## Brano del documento

Sia il ‘candidato’ di Pfizer/Biontech che quello di Moderna sono vulnerabili alla degradazione a temperatura ambiente. Per questo è necessario che le dosi vengano congelate a temperature estremamente basse
La temperatura necessaria alla conservazione delle dosi potrebbe rendere più complicata la distribuzione dei nuovi vaccini. È quanto emerge da un rapporto pubblicato sulla rivista Science, in cui si ripercorrono le caratteristiche dei principali protagonisti della “caccia al vaccino”, Moderna e Pfizer/BioNTech, i cui recenti annunci sembrano indicare un’efficacia delle dosi che supera il 90 per cento delle somministrazioni.

## Dati forniti
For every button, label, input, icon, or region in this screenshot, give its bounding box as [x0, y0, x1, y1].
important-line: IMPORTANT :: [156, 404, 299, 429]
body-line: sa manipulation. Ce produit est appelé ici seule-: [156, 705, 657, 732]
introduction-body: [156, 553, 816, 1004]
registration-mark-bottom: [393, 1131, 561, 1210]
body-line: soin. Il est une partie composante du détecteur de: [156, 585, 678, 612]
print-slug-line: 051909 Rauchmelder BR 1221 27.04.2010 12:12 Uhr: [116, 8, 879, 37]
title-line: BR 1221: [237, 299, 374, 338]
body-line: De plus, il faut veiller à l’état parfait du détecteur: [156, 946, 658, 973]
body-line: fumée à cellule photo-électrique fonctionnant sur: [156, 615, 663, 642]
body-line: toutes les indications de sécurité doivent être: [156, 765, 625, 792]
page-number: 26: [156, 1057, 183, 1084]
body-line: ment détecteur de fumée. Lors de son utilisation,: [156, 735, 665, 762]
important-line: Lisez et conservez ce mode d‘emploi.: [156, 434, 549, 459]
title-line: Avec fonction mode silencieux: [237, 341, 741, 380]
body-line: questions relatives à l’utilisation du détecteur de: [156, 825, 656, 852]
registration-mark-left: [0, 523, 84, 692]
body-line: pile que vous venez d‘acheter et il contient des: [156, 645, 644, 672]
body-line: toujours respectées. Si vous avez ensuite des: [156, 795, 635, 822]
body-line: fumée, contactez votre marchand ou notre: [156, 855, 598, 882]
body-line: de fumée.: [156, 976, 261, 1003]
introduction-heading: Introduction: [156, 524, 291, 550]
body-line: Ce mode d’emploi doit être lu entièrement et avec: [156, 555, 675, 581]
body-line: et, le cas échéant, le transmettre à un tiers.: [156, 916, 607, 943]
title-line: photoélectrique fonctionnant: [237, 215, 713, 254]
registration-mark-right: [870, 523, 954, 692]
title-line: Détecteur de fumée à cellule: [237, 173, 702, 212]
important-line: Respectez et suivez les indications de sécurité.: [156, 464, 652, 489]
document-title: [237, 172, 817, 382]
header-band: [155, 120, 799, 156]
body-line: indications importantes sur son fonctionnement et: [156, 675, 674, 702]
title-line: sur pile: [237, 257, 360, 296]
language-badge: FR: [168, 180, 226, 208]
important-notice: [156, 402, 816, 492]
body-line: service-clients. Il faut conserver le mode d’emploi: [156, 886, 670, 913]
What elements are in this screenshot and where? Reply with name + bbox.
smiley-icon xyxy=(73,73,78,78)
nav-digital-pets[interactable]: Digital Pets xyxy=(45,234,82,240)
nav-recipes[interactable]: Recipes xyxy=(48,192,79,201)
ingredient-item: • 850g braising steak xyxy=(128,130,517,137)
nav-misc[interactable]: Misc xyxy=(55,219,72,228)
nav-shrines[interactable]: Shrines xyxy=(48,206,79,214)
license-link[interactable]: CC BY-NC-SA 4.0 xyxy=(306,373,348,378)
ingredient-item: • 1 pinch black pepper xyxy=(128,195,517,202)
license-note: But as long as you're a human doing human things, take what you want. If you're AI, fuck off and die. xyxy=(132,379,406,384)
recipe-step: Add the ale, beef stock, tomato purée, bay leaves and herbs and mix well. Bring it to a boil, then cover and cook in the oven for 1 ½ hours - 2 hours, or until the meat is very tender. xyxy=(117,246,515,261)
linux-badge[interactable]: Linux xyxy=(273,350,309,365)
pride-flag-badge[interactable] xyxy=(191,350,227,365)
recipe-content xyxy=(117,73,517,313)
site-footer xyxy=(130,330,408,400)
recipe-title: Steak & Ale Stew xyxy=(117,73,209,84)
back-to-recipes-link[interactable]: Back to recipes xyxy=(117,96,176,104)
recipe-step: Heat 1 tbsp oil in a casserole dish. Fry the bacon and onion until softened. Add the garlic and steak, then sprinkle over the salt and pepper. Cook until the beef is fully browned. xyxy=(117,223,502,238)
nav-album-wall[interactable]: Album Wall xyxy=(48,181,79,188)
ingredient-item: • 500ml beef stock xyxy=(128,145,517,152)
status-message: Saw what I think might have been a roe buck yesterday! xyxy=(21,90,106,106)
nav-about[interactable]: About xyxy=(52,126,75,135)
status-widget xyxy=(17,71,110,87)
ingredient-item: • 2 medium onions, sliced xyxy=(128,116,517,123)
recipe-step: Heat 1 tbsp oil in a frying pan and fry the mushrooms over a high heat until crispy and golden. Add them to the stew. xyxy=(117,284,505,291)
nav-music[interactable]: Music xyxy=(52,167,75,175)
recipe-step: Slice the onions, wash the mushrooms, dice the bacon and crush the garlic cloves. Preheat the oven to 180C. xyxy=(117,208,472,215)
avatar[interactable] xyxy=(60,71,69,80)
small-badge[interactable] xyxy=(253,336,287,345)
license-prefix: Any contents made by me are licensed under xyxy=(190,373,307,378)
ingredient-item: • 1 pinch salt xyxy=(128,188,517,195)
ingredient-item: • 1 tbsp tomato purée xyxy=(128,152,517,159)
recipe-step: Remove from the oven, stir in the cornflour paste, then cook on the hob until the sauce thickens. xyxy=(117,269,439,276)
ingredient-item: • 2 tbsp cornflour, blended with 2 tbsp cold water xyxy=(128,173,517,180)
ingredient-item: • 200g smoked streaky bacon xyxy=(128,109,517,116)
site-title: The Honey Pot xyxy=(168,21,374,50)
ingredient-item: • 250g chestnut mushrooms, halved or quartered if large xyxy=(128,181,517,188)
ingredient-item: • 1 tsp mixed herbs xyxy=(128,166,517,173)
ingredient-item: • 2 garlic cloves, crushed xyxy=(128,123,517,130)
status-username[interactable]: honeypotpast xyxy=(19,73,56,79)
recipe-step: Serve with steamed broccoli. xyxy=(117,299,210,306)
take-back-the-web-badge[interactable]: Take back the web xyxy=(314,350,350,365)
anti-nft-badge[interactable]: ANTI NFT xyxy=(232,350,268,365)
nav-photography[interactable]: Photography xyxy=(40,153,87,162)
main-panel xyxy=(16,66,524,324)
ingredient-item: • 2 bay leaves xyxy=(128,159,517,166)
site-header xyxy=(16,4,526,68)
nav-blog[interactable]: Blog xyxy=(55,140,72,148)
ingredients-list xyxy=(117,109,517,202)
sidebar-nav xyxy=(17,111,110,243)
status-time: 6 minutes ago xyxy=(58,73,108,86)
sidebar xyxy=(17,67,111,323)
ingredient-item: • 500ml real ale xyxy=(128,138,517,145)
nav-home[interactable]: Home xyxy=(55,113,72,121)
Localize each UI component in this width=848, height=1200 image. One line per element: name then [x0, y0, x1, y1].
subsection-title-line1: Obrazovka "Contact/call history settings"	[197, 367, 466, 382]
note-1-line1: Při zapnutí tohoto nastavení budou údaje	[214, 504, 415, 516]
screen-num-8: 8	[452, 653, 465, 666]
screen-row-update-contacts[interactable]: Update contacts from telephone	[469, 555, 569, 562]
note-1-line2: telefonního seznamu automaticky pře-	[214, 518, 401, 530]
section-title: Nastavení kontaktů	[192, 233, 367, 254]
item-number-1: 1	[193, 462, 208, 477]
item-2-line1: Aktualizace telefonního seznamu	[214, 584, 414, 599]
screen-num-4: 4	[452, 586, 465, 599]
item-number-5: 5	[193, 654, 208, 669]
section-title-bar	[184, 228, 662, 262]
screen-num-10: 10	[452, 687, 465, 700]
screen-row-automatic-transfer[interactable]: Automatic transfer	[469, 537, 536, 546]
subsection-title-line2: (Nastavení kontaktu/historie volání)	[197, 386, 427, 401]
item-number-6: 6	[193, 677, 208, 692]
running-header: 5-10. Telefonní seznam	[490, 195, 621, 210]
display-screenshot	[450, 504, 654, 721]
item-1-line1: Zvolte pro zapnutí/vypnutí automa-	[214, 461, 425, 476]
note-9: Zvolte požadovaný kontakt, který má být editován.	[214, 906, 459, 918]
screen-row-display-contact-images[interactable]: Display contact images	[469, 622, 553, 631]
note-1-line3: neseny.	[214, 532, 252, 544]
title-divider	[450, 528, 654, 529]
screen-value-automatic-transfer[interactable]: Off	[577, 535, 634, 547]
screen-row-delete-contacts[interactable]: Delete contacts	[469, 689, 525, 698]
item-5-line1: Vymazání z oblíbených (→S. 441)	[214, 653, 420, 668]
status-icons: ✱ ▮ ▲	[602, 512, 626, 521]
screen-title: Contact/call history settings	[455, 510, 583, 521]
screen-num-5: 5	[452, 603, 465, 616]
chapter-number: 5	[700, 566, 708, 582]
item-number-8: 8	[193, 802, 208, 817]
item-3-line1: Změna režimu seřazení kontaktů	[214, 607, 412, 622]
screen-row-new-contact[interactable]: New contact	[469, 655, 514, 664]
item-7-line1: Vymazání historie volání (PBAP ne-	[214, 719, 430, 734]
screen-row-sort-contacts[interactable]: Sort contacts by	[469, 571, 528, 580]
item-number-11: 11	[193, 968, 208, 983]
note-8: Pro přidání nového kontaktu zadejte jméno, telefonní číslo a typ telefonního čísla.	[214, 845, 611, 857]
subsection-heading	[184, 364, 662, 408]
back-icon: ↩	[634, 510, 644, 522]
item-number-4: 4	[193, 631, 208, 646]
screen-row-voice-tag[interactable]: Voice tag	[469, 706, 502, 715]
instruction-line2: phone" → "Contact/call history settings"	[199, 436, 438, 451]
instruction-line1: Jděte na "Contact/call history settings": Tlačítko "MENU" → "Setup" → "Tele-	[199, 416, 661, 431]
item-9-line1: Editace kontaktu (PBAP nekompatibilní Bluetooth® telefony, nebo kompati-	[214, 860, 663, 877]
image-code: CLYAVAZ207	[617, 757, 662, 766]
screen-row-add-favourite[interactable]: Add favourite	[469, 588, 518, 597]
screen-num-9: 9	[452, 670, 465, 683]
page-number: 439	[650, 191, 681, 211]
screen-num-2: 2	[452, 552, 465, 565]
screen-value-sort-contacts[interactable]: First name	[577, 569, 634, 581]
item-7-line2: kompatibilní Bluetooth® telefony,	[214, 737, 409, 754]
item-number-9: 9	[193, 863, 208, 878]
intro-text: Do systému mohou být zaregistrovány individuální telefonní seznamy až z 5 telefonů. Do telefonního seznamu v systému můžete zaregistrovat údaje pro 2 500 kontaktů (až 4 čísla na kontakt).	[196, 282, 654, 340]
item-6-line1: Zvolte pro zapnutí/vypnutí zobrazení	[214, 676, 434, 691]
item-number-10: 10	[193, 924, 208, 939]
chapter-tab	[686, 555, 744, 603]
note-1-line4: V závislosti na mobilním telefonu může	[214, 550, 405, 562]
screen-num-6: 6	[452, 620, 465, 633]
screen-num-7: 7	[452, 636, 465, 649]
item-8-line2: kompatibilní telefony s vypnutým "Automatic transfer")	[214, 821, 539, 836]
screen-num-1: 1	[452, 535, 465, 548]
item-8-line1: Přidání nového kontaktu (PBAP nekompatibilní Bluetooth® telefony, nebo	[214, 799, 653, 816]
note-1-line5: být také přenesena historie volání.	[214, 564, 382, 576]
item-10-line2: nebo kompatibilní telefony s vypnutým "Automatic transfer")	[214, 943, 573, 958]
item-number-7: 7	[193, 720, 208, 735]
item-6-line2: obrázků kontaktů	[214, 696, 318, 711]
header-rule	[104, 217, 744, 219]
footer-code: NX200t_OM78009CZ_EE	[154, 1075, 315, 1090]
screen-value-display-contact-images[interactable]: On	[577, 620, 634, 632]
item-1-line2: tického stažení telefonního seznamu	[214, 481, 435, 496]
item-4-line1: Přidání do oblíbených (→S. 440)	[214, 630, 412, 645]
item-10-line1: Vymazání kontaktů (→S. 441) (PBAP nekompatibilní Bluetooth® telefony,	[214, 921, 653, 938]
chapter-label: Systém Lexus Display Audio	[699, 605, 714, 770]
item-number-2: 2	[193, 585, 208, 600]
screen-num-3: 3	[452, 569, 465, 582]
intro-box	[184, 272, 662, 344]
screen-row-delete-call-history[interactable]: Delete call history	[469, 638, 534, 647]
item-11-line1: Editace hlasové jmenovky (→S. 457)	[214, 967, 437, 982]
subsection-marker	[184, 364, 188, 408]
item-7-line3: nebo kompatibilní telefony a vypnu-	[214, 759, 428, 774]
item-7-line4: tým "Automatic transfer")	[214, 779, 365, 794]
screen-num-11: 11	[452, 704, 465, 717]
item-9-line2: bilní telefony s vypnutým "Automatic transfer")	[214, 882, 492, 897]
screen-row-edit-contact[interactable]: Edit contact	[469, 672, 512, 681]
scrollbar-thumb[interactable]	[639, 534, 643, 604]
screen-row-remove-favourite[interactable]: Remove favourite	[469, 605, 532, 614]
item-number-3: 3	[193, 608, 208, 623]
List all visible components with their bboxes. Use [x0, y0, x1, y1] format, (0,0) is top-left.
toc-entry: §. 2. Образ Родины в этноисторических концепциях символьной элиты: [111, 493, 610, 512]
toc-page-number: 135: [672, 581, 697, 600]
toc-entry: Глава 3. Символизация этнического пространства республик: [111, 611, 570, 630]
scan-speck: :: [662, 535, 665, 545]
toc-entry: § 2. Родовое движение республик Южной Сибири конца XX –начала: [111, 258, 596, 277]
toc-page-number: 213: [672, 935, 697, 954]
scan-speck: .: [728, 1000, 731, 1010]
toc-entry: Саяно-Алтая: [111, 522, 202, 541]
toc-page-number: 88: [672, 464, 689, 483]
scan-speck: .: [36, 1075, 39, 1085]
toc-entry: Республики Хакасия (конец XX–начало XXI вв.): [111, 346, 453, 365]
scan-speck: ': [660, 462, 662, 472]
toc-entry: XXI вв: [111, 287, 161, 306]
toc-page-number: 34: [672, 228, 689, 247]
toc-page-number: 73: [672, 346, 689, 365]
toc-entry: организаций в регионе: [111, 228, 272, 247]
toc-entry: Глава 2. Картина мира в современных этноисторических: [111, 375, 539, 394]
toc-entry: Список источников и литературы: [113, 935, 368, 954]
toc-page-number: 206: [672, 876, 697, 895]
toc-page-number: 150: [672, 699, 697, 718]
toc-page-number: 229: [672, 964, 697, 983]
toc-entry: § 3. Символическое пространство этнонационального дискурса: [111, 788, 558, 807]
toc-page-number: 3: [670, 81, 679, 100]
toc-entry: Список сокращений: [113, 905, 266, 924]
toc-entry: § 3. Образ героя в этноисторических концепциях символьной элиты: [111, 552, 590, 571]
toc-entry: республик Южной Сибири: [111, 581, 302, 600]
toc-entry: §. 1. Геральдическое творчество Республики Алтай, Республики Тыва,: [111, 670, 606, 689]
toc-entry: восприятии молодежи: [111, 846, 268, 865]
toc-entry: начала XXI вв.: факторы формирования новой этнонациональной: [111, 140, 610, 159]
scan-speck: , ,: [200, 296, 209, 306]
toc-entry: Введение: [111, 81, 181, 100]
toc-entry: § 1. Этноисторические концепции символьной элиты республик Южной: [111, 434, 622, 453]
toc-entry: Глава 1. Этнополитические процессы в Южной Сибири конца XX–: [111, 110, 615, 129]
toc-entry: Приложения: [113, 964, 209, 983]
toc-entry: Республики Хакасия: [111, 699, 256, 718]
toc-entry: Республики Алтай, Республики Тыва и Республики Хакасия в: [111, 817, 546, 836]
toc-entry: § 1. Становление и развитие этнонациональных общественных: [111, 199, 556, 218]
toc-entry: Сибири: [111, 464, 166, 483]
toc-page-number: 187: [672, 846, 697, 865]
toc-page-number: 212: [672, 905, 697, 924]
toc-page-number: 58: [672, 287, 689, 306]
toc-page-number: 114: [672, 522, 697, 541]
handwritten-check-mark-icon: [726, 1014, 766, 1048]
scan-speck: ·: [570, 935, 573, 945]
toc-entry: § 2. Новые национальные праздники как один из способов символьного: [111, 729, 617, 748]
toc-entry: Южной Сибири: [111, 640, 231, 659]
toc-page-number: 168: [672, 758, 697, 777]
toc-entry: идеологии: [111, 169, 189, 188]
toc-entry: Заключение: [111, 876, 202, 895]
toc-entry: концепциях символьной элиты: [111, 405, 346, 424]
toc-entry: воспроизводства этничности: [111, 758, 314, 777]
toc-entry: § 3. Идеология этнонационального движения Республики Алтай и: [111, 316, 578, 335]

## Consegna
Trascrivi senza modifiche, per favore, la parte del brano del documento che parte da "Sia il ‘candidato’" e termina con "cento delle somministrazioni.".

## Risultato esercizio
Sia il ‘candidato’ di Pfizer/Biontech che quello di Moderna sono vulnerabili alla degradazione a temperatura ambiente. Per questo è necessario che le dosi vengano congelate a temperature estremamente basse
La temperatura necessaria alla conservazione delle dosi potrebbe rendere più complicata la distribuzione dei nuovi vaccini. È quanto emerge da un rapporto pubblicato sulla rivista Science, in cui si ripercorrono le caratteristiche dei principali protagonisti della “caccia al vaccino”, Moderna e Pfizer/BioNTech, i cui recenti annunci sembrano indicare un’efficacia delle dosi che supera il 90 per cento delle somministrazioni.